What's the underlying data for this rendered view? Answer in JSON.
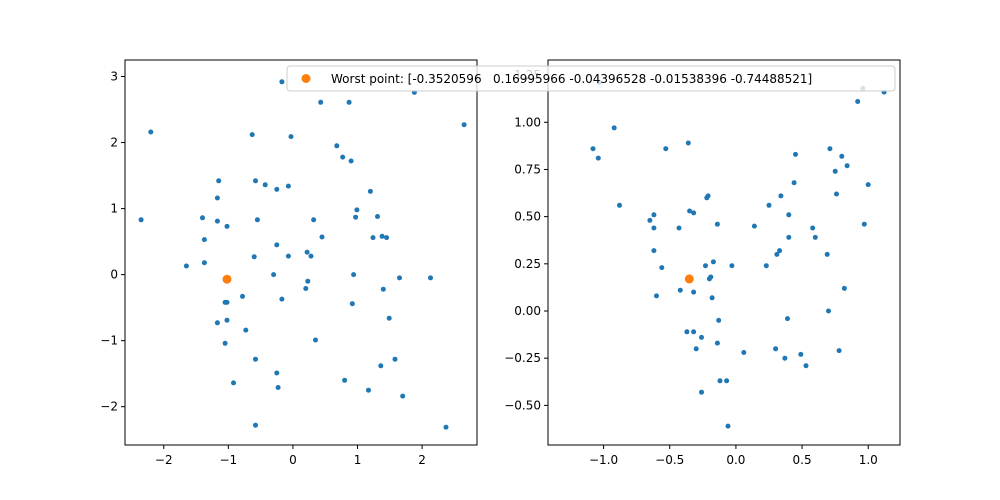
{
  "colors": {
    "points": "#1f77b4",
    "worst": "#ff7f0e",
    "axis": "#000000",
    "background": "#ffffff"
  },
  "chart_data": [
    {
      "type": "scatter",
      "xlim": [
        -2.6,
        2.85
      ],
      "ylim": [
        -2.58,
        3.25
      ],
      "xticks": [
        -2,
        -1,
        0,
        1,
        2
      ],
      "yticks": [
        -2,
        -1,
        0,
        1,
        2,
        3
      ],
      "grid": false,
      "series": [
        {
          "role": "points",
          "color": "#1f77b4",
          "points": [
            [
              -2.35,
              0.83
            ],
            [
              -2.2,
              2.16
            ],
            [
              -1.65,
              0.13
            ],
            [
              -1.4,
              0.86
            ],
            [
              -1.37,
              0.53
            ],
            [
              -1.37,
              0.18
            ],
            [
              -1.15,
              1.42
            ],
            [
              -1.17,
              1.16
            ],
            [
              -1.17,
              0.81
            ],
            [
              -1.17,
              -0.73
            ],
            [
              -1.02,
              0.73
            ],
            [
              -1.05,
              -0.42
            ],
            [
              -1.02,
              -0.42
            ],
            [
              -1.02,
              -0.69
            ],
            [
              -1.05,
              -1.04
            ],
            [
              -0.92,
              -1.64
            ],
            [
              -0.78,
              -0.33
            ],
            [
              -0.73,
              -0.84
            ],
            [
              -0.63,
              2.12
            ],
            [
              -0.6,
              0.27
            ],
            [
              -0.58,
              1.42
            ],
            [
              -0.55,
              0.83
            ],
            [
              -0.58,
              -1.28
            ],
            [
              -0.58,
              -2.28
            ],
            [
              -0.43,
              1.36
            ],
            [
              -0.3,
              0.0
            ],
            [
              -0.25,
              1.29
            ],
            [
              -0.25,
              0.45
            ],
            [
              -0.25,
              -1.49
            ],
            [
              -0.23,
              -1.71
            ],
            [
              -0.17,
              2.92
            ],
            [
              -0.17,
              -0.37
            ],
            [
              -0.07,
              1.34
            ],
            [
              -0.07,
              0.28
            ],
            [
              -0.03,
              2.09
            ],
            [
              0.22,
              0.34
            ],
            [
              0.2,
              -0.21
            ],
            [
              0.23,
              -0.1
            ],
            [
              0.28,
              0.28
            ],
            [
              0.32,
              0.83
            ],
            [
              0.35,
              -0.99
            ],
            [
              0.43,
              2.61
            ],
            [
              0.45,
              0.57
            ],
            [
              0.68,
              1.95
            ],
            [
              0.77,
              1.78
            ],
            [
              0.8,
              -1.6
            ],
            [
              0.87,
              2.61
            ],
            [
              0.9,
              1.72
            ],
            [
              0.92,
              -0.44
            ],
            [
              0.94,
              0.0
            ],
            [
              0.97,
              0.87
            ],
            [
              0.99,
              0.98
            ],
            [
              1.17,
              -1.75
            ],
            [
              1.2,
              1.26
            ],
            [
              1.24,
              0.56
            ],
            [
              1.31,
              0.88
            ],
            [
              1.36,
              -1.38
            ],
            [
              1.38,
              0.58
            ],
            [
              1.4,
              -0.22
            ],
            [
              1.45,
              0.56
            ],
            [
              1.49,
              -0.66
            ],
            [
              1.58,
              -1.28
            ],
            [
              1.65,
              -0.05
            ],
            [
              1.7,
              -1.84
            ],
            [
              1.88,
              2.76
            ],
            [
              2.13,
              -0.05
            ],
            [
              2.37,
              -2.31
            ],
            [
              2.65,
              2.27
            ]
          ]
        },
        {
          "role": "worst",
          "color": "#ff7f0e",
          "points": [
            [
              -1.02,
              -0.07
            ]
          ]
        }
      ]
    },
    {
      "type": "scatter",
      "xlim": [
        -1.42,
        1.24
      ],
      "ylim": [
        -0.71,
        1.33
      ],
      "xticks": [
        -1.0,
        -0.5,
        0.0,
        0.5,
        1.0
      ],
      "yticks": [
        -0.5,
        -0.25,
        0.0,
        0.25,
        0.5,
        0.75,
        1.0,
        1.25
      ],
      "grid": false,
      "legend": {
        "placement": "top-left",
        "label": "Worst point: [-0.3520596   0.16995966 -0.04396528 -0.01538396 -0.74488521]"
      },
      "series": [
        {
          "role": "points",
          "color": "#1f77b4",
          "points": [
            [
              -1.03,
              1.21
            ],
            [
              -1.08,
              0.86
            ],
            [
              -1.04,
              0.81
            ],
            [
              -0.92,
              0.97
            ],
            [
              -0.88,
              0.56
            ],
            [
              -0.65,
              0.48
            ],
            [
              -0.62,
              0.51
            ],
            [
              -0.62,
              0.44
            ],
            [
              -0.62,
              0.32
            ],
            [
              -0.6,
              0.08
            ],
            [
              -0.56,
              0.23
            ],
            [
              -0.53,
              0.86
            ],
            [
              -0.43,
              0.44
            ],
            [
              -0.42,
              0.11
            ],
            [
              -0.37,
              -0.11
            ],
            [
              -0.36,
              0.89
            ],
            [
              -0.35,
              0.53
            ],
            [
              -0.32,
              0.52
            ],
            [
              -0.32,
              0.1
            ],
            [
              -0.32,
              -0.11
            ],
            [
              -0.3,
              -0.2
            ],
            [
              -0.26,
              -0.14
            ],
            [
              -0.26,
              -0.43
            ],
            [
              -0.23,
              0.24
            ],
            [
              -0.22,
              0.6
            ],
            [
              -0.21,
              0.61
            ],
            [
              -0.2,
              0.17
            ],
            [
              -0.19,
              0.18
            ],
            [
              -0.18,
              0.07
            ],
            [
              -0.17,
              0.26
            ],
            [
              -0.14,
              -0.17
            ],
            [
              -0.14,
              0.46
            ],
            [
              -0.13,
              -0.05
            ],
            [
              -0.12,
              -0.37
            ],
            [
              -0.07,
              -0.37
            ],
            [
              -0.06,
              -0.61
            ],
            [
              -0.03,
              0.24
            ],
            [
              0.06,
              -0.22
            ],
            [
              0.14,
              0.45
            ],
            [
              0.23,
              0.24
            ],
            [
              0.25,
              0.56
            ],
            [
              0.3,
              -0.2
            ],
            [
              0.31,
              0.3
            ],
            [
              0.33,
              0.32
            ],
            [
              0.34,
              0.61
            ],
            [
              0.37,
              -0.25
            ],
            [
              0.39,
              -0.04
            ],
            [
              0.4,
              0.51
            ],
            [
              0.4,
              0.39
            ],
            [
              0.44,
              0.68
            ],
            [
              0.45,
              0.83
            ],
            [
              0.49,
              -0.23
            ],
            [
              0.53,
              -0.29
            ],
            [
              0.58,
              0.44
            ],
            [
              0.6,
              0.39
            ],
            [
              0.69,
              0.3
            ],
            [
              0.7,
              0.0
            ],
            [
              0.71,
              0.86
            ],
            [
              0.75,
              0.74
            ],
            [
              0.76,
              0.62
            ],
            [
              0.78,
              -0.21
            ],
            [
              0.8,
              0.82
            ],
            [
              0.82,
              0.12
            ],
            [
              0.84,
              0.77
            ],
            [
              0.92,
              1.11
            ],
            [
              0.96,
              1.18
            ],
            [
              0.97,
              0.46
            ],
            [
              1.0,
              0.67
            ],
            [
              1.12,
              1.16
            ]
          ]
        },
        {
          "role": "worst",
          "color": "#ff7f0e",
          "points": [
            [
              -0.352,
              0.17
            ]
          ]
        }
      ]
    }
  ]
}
...
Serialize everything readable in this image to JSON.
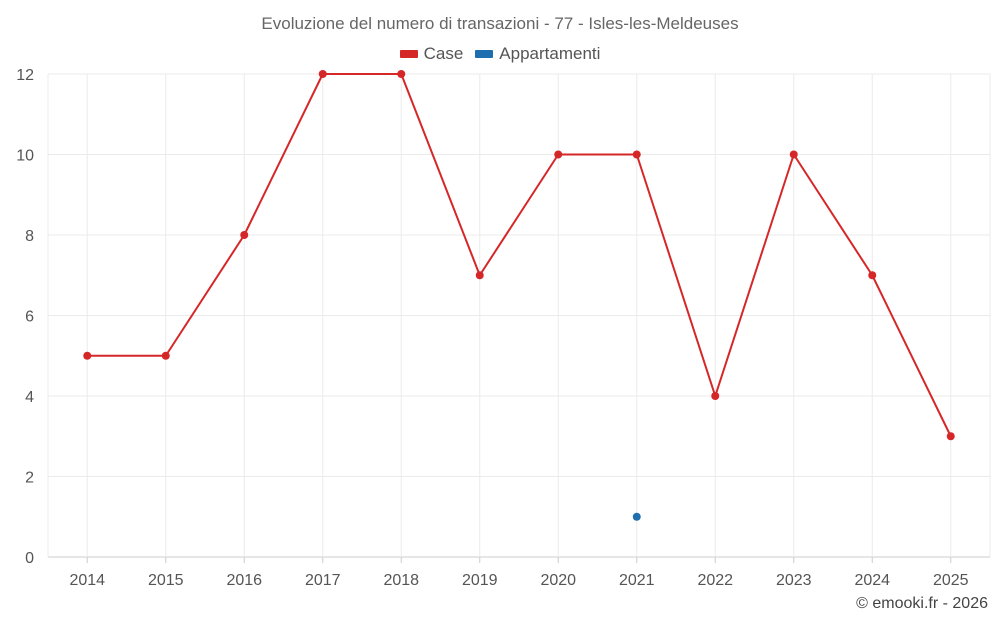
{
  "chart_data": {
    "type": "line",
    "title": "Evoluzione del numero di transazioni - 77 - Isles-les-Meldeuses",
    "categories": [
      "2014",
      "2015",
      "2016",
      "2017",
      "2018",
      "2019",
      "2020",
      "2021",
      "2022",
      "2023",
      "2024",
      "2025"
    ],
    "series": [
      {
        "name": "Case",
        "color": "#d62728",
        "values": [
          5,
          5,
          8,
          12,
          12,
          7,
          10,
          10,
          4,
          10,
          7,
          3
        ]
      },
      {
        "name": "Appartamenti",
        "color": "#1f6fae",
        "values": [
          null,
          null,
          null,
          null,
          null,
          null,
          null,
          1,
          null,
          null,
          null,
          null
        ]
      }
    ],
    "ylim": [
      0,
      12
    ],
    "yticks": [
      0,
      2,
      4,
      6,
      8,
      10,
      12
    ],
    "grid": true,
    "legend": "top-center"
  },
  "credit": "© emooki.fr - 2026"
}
...
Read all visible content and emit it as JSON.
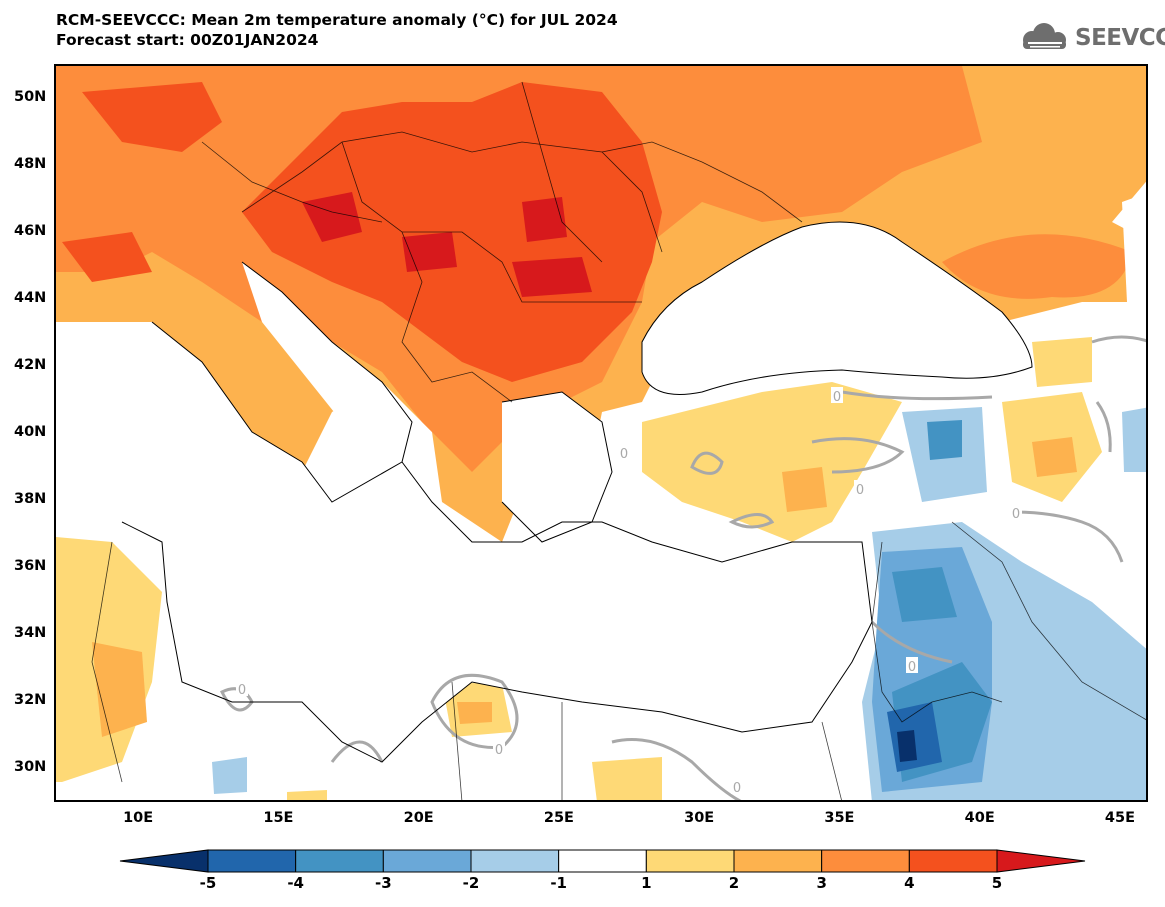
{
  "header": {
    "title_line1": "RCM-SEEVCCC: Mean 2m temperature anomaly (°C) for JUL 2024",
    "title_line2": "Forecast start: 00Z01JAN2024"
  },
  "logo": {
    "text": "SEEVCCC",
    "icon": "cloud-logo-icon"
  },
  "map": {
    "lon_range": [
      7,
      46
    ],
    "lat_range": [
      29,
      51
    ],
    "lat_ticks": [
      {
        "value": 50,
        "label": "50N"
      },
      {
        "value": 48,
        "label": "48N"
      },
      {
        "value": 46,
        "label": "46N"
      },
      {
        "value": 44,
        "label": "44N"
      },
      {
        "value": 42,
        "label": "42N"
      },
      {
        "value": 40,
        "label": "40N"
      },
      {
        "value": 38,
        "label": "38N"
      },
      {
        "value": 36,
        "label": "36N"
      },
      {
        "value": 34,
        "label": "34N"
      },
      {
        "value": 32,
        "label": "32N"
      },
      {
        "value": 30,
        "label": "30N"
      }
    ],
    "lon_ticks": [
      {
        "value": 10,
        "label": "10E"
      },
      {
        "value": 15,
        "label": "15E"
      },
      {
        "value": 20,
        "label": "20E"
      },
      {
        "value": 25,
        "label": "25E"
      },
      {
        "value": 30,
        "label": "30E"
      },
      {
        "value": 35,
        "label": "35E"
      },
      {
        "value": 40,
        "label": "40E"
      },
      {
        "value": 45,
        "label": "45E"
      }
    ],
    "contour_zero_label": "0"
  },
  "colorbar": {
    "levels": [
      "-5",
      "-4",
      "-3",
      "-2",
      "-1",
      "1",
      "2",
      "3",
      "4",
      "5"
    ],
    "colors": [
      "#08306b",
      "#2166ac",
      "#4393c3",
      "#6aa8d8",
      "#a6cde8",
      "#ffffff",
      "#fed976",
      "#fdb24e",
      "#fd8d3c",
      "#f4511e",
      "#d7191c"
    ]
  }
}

WHAT NEEDS TO BE DONE:
Pick out each line that holds the string "SEEVCCC".

CORRECT OUTPUT:
    "title_line1": "RCM-SEEVCCC: Mean 2m temperature anomaly (°C) for JUL 2024",
    "text": "SEEVCCC",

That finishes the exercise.